Your task: Search the material for the string "data", then return every line where it is found.

Records for the exercise:
------------------------------------------------------------------------
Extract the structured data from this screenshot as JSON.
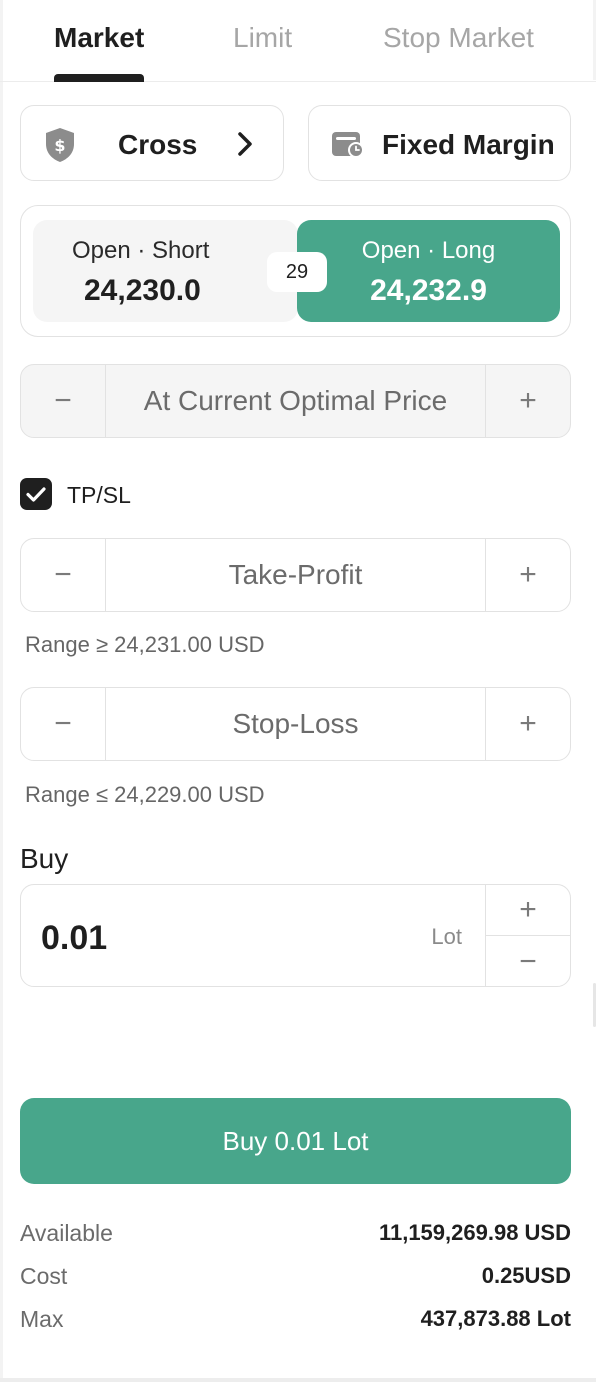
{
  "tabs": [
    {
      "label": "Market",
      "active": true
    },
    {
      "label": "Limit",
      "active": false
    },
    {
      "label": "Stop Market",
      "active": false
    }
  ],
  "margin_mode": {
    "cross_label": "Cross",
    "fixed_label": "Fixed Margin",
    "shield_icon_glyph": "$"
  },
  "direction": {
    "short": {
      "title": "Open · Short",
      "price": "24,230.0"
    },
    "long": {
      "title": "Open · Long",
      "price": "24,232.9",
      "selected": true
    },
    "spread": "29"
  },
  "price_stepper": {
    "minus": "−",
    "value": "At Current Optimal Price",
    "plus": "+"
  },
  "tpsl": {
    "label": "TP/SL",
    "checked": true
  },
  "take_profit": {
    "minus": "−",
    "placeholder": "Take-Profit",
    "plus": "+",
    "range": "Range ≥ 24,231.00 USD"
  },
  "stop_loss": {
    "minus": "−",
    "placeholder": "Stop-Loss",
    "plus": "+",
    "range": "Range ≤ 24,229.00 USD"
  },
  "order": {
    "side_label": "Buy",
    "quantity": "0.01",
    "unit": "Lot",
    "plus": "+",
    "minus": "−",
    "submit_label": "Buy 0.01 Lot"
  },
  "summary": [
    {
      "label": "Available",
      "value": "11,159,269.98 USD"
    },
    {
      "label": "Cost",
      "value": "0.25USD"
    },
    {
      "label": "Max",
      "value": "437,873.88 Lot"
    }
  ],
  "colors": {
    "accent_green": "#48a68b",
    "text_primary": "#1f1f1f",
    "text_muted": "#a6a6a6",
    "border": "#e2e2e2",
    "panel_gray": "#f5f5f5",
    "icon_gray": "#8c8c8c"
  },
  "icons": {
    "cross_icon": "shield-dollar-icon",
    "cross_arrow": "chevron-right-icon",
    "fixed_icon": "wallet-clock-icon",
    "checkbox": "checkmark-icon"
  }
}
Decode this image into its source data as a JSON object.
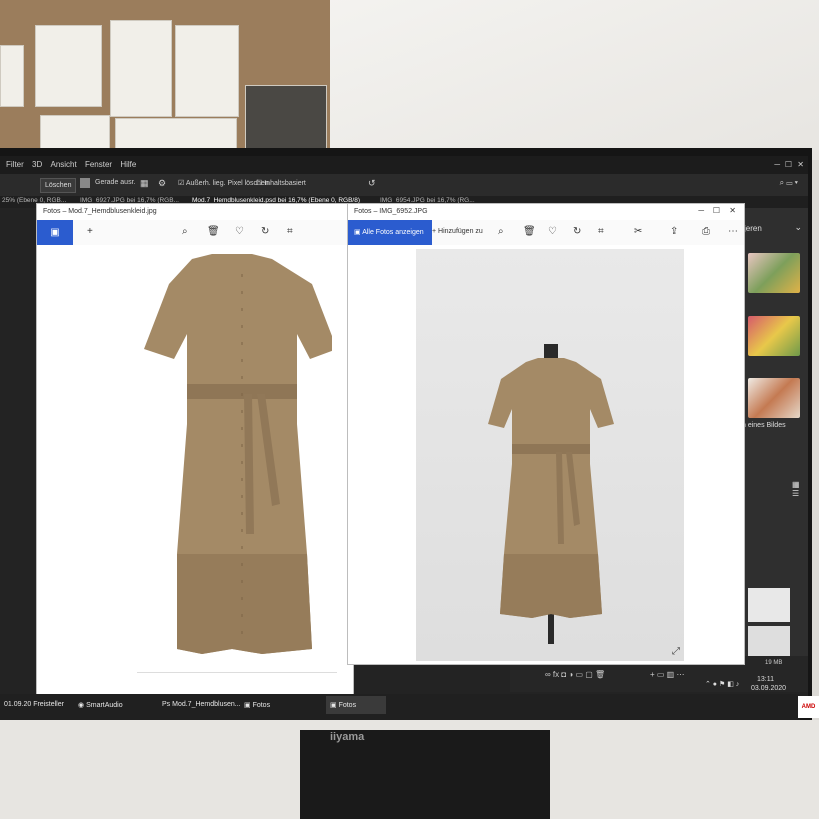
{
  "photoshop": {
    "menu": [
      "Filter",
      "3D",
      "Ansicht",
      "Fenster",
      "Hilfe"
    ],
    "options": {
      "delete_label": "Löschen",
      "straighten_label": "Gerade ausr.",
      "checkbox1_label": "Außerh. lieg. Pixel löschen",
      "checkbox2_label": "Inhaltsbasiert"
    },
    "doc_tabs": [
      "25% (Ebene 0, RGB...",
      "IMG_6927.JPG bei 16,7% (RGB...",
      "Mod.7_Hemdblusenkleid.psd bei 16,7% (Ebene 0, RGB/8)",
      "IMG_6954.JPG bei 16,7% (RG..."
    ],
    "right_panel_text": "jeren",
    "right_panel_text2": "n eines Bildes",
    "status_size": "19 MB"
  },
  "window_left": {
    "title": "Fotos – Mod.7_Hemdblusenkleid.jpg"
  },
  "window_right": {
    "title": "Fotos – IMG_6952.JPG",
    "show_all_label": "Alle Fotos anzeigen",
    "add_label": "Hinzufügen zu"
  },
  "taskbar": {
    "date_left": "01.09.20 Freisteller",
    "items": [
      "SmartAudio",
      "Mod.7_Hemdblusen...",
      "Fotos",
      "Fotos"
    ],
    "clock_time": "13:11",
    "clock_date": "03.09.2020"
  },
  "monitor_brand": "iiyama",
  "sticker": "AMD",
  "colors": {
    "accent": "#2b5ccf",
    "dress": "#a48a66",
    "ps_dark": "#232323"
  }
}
------------------------------------------------------------------------
Solution:
Extract the structured data from this screenshot as JSON.
Decode this image into its source data as a JSON object.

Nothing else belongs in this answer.